+++ Dataset rows

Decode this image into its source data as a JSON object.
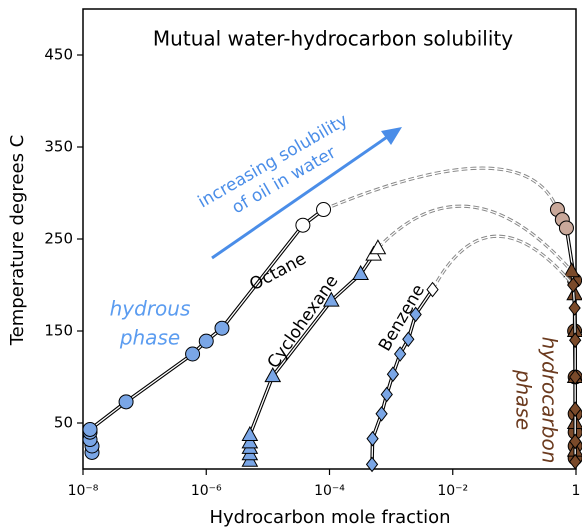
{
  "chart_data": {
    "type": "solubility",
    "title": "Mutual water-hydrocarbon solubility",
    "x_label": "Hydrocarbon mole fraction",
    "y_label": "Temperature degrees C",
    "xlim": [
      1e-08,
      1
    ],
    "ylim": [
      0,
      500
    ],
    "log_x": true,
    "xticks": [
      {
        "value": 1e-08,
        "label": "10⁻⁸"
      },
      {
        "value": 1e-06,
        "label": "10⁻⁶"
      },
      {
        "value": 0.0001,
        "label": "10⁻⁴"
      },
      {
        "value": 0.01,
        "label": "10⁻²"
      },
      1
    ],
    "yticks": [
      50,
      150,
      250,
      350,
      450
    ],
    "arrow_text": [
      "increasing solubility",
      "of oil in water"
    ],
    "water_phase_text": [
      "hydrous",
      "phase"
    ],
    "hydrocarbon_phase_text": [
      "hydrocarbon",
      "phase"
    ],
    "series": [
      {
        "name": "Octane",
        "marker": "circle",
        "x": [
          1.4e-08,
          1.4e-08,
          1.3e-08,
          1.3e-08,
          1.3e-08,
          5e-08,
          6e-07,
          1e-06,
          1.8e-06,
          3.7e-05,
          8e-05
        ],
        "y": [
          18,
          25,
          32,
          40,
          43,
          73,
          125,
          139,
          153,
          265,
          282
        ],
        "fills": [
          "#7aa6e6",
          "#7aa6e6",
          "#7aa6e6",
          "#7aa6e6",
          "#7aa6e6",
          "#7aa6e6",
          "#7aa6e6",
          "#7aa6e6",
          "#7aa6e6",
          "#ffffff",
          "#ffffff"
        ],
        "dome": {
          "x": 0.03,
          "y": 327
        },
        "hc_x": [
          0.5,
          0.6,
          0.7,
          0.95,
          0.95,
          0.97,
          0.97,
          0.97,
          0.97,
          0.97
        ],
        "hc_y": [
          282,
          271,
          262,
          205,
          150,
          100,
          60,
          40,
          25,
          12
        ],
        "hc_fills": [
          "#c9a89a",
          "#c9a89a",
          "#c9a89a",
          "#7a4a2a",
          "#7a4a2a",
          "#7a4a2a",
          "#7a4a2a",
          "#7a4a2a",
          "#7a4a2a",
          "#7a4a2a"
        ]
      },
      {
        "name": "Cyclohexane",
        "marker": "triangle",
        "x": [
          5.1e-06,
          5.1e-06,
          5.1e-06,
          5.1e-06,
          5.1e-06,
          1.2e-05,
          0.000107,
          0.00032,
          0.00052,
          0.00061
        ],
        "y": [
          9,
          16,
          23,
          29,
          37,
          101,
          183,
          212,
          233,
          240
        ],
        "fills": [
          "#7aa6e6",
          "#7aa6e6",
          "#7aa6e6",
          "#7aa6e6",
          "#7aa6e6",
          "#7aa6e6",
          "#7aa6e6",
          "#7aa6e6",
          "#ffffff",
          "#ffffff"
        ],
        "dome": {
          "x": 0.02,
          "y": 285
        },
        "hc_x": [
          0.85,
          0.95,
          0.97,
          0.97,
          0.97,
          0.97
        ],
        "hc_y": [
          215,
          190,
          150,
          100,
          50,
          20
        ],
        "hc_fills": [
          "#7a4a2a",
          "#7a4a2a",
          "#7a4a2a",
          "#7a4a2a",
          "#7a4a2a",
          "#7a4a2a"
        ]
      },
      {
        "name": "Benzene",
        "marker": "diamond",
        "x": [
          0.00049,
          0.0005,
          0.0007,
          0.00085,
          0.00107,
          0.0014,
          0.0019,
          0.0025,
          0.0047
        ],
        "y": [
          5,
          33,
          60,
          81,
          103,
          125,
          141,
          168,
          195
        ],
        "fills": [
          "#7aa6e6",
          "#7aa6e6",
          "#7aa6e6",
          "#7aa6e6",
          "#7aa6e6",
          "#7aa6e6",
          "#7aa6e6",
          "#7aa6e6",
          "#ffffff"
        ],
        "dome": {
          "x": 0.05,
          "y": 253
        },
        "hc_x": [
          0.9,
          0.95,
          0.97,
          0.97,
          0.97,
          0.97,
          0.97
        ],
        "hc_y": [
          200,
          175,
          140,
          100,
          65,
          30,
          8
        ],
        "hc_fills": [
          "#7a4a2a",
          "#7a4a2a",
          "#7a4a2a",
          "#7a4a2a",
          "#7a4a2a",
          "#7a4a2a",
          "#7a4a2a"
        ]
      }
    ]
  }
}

++++++
+++ Dataset rows

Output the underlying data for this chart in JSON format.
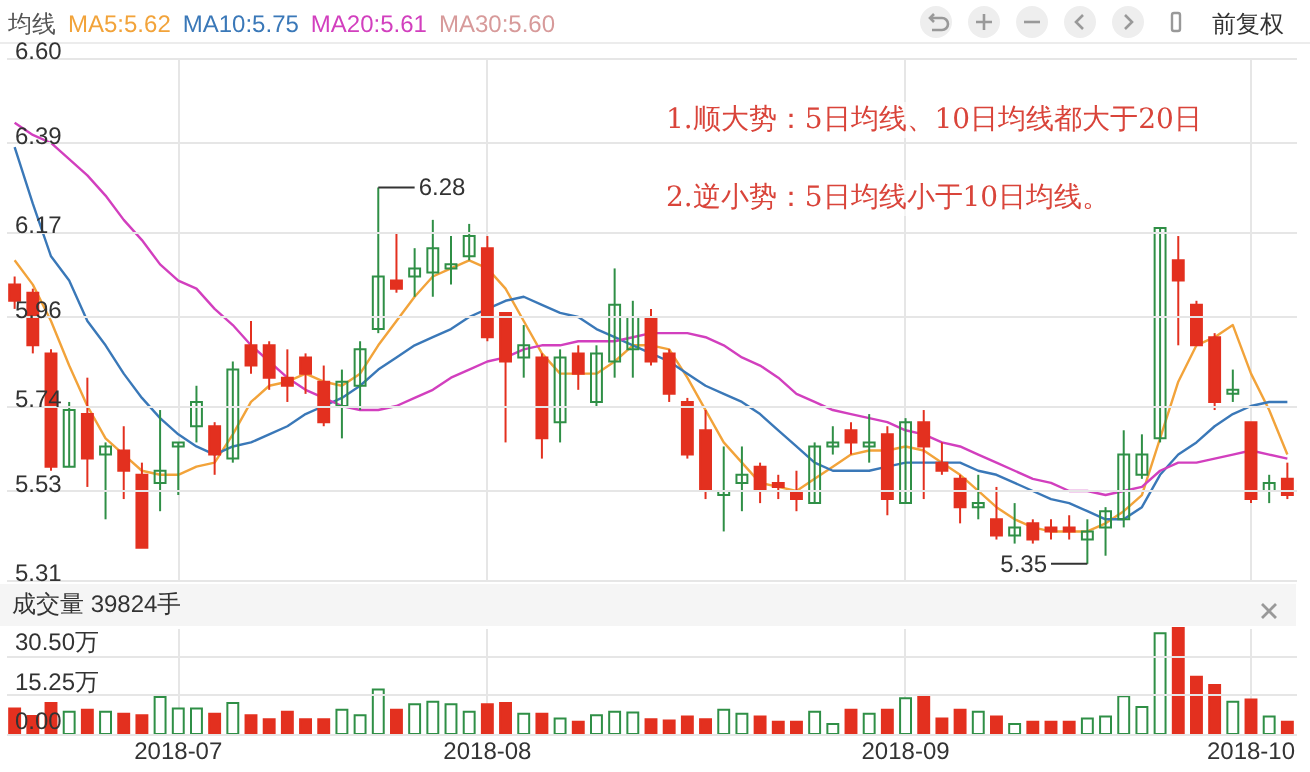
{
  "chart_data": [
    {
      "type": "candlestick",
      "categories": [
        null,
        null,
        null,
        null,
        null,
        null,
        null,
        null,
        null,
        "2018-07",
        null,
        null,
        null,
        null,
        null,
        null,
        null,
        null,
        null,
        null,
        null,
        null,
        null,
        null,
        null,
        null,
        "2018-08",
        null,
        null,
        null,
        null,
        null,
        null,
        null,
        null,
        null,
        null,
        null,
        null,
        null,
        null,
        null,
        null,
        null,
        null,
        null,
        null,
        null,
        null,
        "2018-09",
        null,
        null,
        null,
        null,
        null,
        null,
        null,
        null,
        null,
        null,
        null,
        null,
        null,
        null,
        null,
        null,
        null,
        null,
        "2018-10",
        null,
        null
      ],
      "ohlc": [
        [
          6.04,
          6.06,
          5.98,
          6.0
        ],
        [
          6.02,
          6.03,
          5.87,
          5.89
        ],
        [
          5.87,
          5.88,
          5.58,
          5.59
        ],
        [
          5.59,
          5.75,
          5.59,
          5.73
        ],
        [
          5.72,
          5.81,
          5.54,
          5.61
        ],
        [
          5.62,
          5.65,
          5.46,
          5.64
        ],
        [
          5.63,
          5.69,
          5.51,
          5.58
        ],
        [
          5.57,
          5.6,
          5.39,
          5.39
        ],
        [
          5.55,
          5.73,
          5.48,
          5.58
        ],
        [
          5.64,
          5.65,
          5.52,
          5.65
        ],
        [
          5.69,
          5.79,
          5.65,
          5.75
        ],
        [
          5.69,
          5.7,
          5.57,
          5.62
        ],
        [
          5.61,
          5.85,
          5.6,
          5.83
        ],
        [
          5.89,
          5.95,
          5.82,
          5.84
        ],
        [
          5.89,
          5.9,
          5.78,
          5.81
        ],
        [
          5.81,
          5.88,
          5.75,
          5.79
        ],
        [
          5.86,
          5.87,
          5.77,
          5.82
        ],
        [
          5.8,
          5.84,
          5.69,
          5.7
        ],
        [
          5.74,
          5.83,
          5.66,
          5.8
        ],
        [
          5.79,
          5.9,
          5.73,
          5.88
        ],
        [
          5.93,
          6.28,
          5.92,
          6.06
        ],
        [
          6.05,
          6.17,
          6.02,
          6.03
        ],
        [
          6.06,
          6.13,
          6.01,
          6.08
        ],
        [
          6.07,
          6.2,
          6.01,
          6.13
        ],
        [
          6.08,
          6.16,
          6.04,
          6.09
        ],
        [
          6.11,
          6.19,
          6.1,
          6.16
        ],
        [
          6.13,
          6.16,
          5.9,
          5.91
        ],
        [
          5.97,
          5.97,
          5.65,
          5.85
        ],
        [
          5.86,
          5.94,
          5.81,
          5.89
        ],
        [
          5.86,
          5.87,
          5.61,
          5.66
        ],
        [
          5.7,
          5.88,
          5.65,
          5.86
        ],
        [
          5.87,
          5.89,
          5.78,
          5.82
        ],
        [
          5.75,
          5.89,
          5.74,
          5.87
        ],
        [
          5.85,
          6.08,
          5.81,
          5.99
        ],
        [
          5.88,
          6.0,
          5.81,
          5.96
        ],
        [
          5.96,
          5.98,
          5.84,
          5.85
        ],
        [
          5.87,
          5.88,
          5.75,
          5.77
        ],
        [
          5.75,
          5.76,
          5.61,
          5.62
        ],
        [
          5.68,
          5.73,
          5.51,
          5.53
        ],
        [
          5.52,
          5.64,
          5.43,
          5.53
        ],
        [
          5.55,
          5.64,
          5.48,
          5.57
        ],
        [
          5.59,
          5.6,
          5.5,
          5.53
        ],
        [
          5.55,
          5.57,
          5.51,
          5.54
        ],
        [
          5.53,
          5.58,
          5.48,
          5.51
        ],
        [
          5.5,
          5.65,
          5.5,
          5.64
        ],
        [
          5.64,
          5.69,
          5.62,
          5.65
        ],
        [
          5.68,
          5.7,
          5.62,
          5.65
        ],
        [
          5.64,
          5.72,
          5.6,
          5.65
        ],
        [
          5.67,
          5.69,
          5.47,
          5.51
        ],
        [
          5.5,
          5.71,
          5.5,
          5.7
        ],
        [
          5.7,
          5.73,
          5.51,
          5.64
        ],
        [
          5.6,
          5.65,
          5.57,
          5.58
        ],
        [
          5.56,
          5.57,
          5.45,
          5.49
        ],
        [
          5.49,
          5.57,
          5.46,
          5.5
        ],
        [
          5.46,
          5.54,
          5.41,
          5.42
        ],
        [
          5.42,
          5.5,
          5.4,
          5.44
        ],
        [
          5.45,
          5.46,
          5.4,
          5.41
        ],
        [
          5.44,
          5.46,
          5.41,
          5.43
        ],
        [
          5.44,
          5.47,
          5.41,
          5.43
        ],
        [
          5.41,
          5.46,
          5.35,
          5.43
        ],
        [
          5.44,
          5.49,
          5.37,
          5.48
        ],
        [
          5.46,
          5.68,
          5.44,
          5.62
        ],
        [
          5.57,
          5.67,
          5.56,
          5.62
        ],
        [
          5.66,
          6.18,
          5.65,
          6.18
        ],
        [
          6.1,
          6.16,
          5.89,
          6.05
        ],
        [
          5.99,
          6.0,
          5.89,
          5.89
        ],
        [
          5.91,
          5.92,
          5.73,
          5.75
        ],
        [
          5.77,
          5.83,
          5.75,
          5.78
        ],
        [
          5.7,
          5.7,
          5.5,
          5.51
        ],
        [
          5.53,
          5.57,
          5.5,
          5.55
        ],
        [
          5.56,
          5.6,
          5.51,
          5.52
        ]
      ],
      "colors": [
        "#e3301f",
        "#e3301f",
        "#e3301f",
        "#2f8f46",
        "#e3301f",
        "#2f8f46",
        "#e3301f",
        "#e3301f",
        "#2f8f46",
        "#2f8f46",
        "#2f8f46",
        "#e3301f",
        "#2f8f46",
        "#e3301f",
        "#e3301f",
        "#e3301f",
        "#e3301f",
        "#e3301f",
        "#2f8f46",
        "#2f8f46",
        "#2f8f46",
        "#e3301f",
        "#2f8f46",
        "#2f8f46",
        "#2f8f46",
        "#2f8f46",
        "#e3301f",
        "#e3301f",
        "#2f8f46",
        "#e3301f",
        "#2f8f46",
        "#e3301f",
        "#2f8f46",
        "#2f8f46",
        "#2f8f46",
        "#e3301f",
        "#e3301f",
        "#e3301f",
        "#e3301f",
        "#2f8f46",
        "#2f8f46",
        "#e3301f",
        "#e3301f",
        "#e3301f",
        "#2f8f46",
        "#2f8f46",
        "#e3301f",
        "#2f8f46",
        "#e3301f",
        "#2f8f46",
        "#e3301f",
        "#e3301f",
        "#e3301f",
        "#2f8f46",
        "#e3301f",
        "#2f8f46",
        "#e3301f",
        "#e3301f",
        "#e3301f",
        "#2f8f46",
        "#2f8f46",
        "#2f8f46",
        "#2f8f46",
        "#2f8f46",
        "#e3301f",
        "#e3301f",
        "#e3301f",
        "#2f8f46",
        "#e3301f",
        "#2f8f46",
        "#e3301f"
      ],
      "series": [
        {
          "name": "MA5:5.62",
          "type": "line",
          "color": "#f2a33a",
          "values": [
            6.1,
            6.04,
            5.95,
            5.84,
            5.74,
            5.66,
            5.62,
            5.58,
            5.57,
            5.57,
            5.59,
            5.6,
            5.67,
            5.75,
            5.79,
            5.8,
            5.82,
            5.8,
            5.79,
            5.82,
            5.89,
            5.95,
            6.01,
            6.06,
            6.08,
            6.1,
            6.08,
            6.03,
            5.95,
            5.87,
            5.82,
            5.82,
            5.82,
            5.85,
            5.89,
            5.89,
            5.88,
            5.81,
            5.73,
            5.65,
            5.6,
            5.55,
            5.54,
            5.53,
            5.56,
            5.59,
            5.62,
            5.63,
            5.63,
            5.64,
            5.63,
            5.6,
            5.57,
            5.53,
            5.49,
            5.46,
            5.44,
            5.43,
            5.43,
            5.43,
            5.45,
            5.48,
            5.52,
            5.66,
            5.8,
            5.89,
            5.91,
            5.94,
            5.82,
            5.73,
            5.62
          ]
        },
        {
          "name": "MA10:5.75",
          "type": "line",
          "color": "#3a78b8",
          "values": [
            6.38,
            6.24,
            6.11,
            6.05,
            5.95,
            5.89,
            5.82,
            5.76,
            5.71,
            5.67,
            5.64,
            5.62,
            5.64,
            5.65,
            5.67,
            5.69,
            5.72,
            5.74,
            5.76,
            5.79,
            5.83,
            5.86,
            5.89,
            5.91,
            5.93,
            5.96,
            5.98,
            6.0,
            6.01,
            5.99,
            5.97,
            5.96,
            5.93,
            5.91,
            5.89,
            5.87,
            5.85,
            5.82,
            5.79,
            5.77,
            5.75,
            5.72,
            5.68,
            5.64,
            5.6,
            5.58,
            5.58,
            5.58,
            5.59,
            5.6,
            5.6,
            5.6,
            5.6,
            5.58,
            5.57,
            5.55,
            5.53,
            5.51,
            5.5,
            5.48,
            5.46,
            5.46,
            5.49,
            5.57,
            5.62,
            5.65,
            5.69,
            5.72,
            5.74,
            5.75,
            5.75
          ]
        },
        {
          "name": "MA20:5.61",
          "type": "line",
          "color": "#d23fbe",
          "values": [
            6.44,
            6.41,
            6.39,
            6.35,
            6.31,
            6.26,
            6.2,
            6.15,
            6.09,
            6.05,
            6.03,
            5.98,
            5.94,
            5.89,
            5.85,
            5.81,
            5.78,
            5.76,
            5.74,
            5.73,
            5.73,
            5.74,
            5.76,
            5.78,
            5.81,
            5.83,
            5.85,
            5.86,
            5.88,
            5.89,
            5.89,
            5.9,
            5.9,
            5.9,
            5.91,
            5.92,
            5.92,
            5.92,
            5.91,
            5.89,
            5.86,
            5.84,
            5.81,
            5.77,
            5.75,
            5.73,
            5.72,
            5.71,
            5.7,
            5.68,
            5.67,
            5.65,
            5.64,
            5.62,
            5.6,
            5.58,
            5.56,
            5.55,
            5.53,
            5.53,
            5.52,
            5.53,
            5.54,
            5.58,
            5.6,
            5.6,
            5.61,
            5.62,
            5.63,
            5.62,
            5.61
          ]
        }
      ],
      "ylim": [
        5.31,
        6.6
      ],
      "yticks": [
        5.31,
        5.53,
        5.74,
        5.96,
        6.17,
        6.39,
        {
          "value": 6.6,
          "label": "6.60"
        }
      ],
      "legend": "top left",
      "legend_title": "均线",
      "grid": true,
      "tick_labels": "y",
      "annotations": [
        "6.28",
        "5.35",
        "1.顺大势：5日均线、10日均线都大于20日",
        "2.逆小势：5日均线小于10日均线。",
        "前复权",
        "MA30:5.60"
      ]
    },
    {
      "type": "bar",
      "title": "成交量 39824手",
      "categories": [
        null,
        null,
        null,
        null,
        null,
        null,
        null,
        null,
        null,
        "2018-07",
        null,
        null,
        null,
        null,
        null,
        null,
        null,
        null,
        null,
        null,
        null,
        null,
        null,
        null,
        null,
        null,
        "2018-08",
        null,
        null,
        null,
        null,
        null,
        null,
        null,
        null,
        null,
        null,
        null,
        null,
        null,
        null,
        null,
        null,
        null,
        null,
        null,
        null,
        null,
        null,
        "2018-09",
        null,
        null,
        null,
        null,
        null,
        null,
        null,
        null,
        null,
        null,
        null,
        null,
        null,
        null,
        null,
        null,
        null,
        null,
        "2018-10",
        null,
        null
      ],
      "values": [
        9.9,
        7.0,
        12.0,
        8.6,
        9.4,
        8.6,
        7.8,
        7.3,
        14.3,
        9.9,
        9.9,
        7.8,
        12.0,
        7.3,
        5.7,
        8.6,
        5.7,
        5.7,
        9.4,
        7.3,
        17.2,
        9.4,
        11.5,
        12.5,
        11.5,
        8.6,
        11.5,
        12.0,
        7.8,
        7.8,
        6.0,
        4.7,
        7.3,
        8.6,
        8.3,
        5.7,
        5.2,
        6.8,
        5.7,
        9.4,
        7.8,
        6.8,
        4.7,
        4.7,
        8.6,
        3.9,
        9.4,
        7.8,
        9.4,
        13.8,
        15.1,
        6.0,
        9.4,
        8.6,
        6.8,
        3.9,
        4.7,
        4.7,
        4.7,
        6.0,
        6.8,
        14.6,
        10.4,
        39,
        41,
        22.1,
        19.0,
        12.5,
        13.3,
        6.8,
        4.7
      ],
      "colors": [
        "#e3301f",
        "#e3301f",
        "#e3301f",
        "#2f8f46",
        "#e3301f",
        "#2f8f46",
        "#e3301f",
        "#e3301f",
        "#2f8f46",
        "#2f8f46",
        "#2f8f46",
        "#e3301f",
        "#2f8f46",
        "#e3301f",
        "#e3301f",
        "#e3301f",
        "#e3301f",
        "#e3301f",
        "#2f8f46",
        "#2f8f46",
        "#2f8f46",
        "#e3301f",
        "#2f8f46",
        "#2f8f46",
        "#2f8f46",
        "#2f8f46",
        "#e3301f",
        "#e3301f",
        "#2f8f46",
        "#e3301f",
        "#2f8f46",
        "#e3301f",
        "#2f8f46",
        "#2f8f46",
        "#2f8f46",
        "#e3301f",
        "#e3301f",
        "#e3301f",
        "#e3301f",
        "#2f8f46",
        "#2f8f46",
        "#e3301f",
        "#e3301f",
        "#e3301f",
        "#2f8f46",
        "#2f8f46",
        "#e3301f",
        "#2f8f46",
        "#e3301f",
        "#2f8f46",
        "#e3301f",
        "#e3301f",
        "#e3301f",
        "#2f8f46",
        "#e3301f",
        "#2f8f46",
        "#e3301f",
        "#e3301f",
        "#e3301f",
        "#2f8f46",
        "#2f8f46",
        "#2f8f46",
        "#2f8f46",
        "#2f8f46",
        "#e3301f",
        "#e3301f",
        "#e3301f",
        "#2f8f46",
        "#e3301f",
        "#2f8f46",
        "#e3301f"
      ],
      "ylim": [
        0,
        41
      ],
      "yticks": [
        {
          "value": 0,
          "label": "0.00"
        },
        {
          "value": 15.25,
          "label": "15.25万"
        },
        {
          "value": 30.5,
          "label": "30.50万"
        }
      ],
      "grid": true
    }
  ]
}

++++++
+++ Dataset rows

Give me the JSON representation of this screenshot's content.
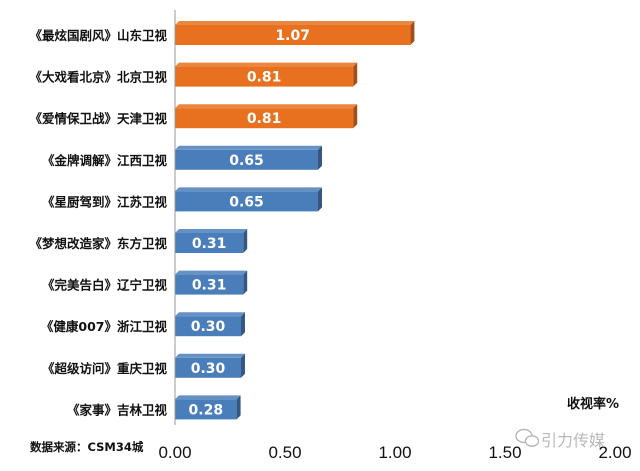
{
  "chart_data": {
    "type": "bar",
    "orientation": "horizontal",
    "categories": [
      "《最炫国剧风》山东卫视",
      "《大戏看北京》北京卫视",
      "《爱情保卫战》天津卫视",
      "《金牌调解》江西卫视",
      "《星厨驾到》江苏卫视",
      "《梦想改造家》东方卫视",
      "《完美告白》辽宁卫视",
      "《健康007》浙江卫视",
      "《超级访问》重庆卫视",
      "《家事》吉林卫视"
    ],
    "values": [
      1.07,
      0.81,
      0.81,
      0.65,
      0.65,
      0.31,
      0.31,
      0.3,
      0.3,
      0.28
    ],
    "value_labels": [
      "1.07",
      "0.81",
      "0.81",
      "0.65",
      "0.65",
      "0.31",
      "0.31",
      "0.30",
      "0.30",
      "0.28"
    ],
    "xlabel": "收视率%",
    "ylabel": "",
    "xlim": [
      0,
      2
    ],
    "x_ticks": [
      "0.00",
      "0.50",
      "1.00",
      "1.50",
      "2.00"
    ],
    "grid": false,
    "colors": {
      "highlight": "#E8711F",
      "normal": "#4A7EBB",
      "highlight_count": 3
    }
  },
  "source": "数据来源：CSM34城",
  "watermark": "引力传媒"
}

++++++

* **Written request**: Scan the data above; copy every line where "JSON" appears.

* **Task output**:
Decode this image into its source data as a JSON object.
Output the underlying data for this chart in JSON format.
Give me the JSON representation of this screenshot's content.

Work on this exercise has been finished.